** START **

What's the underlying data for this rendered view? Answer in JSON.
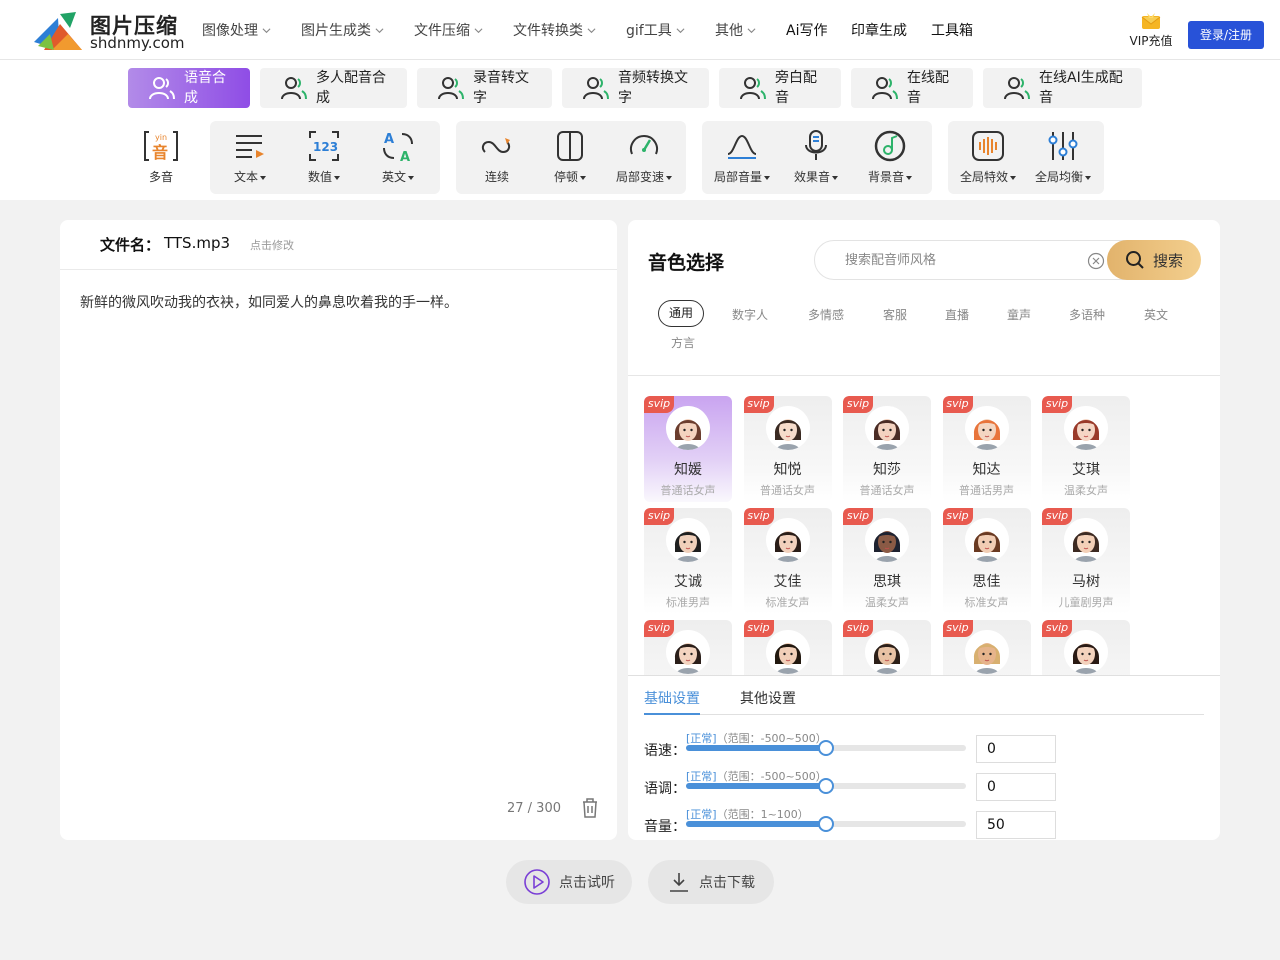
{
  "header": {
    "logo_title": "图片压缩",
    "logo_sub": "shdnmy.com",
    "nav": [
      {
        "label": "图像处理",
        "dropdown": true
      },
      {
        "label": "图片生成类",
        "dropdown": true
      },
      {
        "label": "文件压缩",
        "dropdown": true
      },
      {
        "label": "文件转换类",
        "dropdown": true
      },
      {
        "label": "gif工具",
        "dropdown": true
      },
      {
        "label": "其他",
        "dropdown": true
      },
      {
        "label": "Ai写作",
        "dropdown": false
      },
      {
        "label": "印章生成",
        "dropdown": false
      },
      {
        "label": "工具箱",
        "dropdown": false
      }
    ],
    "vip_label": "VIP充值",
    "login_label": "登录/注册"
  },
  "feature_tabs": [
    {
      "label": "语音合成",
      "active": true
    },
    {
      "label": "多人配音合成",
      "active": false
    },
    {
      "label": "录音转文字",
      "active": false
    },
    {
      "label": "音频转换文字",
      "active": false
    },
    {
      "label": "旁白配音",
      "active": false
    },
    {
      "label": "在线配音",
      "active": false
    },
    {
      "label": "在线AI生成配音",
      "active": false
    }
  ],
  "toolbar": [
    {
      "label": "多音",
      "icon": "polyphone-icon",
      "dropdown": false
    },
    {
      "label": "文本",
      "icon": "text-icon",
      "dropdown": true
    },
    {
      "label": "数值",
      "icon": "number-icon",
      "dropdown": true
    },
    {
      "label": "英文",
      "icon": "english-icon",
      "dropdown": true
    },
    {
      "label": "连续",
      "icon": "continuous-icon",
      "dropdown": false
    },
    {
      "label": "停顿",
      "icon": "pause-icon",
      "dropdown": true
    },
    {
      "label": "局部变速",
      "icon": "speed-icon",
      "dropdown": true
    },
    {
      "label": "局部音量",
      "icon": "volume-curve-icon",
      "dropdown": true
    },
    {
      "label": "效果音",
      "icon": "microphone-icon",
      "dropdown": true
    },
    {
      "label": "背景音",
      "icon": "music-note-icon",
      "dropdown": true
    },
    {
      "label": "全局特效",
      "icon": "waveform-icon",
      "dropdown": true
    },
    {
      "label": "全局均衡",
      "icon": "equalizer-icon",
      "dropdown": true
    }
  ],
  "editor": {
    "filename_label": "文件名：",
    "filename": "TTS.mp3",
    "edit_hint": "点击修改",
    "text": "新鲜的微风吹动我的衣袂，如同爱人的鼻息吹着我的手一样。",
    "counter": "27 / 300"
  },
  "voice": {
    "title": "音色选择",
    "search_placeholder": "搜索配音师风格",
    "search_button": "搜索",
    "categories": [
      "通用",
      "数字人",
      "多情感",
      "客服",
      "直播",
      "童声",
      "多语种",
      "英文",
      "方言"
    ],
    "selected_category": "通用",
    "badge": "svip",
    "cards": [
      {
        "name": "知媛",
        "desc": "普通话女声",
        "active": true,
        "hair": "#6b3d2e",
        "skin": "#f4d3bf"
      },
      {
        "name": "知悦",
        "desc": "普通话女声",
        "active": false,
        "hair": "#3a2a22",
        "skin": "#f6dccb"
      },
      {
        "name": "知莎",
        "desc": "普通话女声",
        "active": false,
        "hair": "#4a2c25",
        "skin": "#f3d2c0"
      },
      {
        "name": "知达",
        "desc": "普通话男声",
        "active": false,
        "hair": "#e8743b",
        "skin": "#f4d6c2"
      },
      {
        "name": "艾琪",
        "desc": "温柔女声",
        "active": false,
        "hair": "#9a3a2a",
        "skin": "#f5d5c4"
      },
      {
        "name": "艾诚",
        "desc": "标准男声",
        "active": false,
        "hair": "#1f1f1f",
        "skin": "#f0d0bb"
      },
      {
        "name": "艾佳",
        "desc": "标准女声",
        "active": false,
        "hair": "#2a1d18",
        "skin": "#f2d1bd"
      },
      {
        "name": "思琪",
        "desc": "温柔女声",
        "active": false,
        "hair": "#1e2230",
        "skin": "#8a5a45"
      },
      {
        "name": "思佳",
        "desc": "标准女声",
        "active": false,
        "hair": "#6a3a22",
        "skin": "#f1cdb4"
      },
      {
        "name": "马树",
        "desc": "儿童剧男声",
        "active": false,
        "hair": "#3d2a22",
        "skin": "#f3d0b8"
      },
      {
        "name": "",
        "desc": "",
        "active": false,
        "hair": "#2b1f1a",
        "skin": "#f3d4c0"
      },
      {
        "name": "",
        "desc": "",
        "active": false,
        "hair": "#22180f",
        "skin": "#f1cfb8"
      },
      {
        "name": "",
        "desc": "",
        "active": false,
        "hair": "#2d2019",
        "skin": "#e8c2a4"
      },
      {
        "name": "",
        "desc": "",
        "active": false,
        "hair": "#d8b070",
        "skin": "#e6b48c"
      },
      {
        "name": "",
        "desc": "",
        "active": false,
        "hair": "#2a1a14",
        "skin": "#f3d2bd"
      }
    ]
  },
  "settings": {
    "tabs": [
      "基础设置",
      "其他设置"
    ],
    "active_tab": "基础设置",
    "sliders": [
      {
        "label": "语速：",
        "status": "[正常]",
        "range": "（范围：-500~500）",
        "value": "0",
        "fraction": 0.5
      },
      {
        "label": "语调：",
        "status": "[正常]",
        "range": "（范围：-500~500）",
        "value": "0",
        "fraction": 0.5
      },
      {
        "label": "音量：",
        "status": "[正常]",
        "range": "（范围：1~100）",
        "value": "50",
        "fraction": 0.5
      }
    ]
  },
  "actions": {
    "listen": "点击试听",
    "download": "点击下载"
  },
  "colors": {
    "accent": "#4a90d9",
    "login": "#2852d8",
    "active_tab": "#8f4de6",
    "badge": "#e85a4f"
  }
}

** END **

*Exercise directions:* Without including any picture, repeat the data exactly.

*Written answer:*
What's the underlying data for this rendered view? Answer in JSON.
{
  "header": {
    "logo_title": "图片压缩",
    "logo_sub": "shdnmy.com",
    "nav": [
      {
        "label": "图像处理",
        "dropdown": true
      },
      {
        "label": "图片生成类",
        "dropdown": true
      },
      {
        "label": "文件压缩",
        "dropdown": true
      },
      {
        "label": "文件转换类",
        "dropdown": true
      },
      {
        "label": "gif工具",
        "dropdown": true
      },
      {
        "label": "其他",
        "dropdown": true
      },
      {
        "label": "Ai写作",
        "dropdown": false
      },
      {
        "label": "印章生成",
        "dropdown": false
      },
      {
        "label": "工具箱",
        "dropdown": false
      }
    ],
    "vip_label": "VIP充值",
    "login_label": "登录/注册"
  },
  "feature_tabs": [
    {
      "label": "语音合成",
      "active": true
    },
    {
      "label": "多人配音合成",
      "active": false
    },
    {
      "label": "录音转文字",
      "active": false
    },
    {
      "label": "音频转换文字",
      "active": false
    },
    {
      "label": "旁白配音",
      "active": false
    },
    {
      "label": "在线配音",
      "active": false
    },
    {
      "label": "在线AI生成配音",
      "active": false
    }
  ],
  "toolbar": [
    {
      "label": "多音",
      "icon": "polyphone-icon",
      "dropdown": false
    },
    {
      "label": "文本",
      "icon": "text-icon",
      "dropdown": true
    },
    {
      "label": "数值",
      "icon": "number-icon",
      "dropdown": true
    },
    {
      "label": "英文",
      "icon": "english-icon",
      "dropdown": true
    },
    {
      "label": "连续",
      "icon": "continuous-icon",
      "dropdown": false
    },
    {
      "label": "停顿",
      "icon": "pause-icon",
      "dropdown": true
    },
    {
      "label": "局部变速",
      "icon": "speed-icon",
      "dropdown": true
    },
    {
      "label": "局部音量",
      "icon": "volume-curve-icon",
      "dropdown": true
    },
    {
      "label": "效果音",
      "icon": "microphone-icon",
      "dropdown": true
    },
    {
      "label": "背景音",
      "icon": "music-note-icon",
      "dropdown": true
    },
    {
      "label": "全局特效",
      "icon": "waveform-icon",
      "dropdown": true
    },
    {
      "label": "全局均衡",
      "icon": "equalizer-icon",
      "dropdown": true
    }
  ],
  "editor": {
    "filename_label": "文件名：",
    "filename": "TTS.mp3",
    "edit_hint": "点击修改",
    "text": "新鲜的微风吹动我的衣袂，如同爱人的鼻息吹着我的手一样。",
    "counter": "27 / 300"
  },
  "voice": {
    "title": "音色选择",
    "search_placeholder": "搜索配音师风格",
    "search_button": "搜索",
    "categories": [
      "通用",
      "数字人",
      "多情感",
      "客服",
      "直播",
      "童声",
      "多语种",
      "英文",
      "方言"
    ],
    "selected_category": "通用",
    "badge": "svip",
    "cards": [
      {
        "name": "知媛",
        "desc": "普通话女声",
        "active": true,
        "hair": "#6b3d2e",
        "skin": "#f4d3bf"
      },
      {
        "name": "知悦",
        "desc": "普通话女声",
        "active": false,
        "hair": "#3a2a22",
        "skin": "#f6dccb"
      },
      {
        "name": "知莎",
        "desc": "普通话女声",
        "active": false,
        "hair": "#4a2c25",
        "skin": "#f3d2c0"
      },
      {
        "name": "知达",
        "desc": "普通话男声",
        "active": false,
        "hair": "#e8743b",
        "skin": "#f4d6c2"
      },
      {
        "name": "艾琪",
        "desc": "温柔女声",
        "active": false,
        "hair": "#9a3a2a",
        "skin": "#f5d5c4"
      },
      {
        "name": "艾诚",
        "desc": "标准男声",
        "active": false,
        "hair": "#1f1f1f",
        "skin": "#f0d0bb"
      },
      {
        "name": "艾佳",
        "desc": "标准女声",
        "active": false,
        "hair": "#2a1d18",
        "skin": "#f2d1bd"
      },
      {
        "name": "思琪",
        "desc": "温柔女声",
        "active": false,
        "hair": "#1e2230",
        "skin": "#8a5a45"
      },
      {
        "name": "思佳",
        "desc": "标准女声",
        "active": false,
        "hair": "#6a3a22",
        "skin": "#f1cdb4"
      },
      {
        "name": "马树",
        "desc": "儿童剧男声",
        "active": false,
        "hair": "#3d2a22",
        "skin": "#f3d0b8"
      },
      {
        "name": "",
        "desc": "",
        "active": false,
        "hair": "#2b1f1a",
        "skin": "#f3d4c0"
      },
      {
        "name": "",
        "desc": "",
        "active": false,
        "hair": "#22180f",
        "skin": "#f1cfb8"
      },
      {
        "name": "",
        "desc": "",
        "active": false,
        "hair": "#2d2019",
        "skin": "#e8c2a4"
      },
      {
        "name": "",
        "desc": "",
        "active": false,
        "hair": "#d8b070",
        "skin": "#e6b48c"
      },
      {
        "name": "",
        "desc": "",
        "active": false,
        "hair": "#2a1a14",
        "skin": "#f3d2bd"
      }
    ]
  },
  "settings": {
    "tabs": [
      "基础设置",
      "其他设置"
    ],
    "active_tab": "基础设置",
    "sliders": [
      {
        "label": "语速：",
        "status": "[正常]",
        "range": "（范围：-500~500）",
        "value": "0",
        "fraction": 0.5
      },
      {
        "label": "语调：",
        "status": "[正常]",
        "range": "（范围：-500~500）",
        "value": "0",
        "fraction": 0.5
      },
      {
        "label": "音量：",
        "status": "[正常]",
        "range": "（范围：1~100）",
        "value": "50",
        "fraction": 0.5
      }
    ]
  },
  "actions": {
    "listen": "点击试听",
    "download": "点击下载"
  },
  "colors": {
    "accent": "#4a90d9",
    "login": "#2852d8",
    "active_tab": "#8f4de6",
    "badge": "#e85a4f"
  }
}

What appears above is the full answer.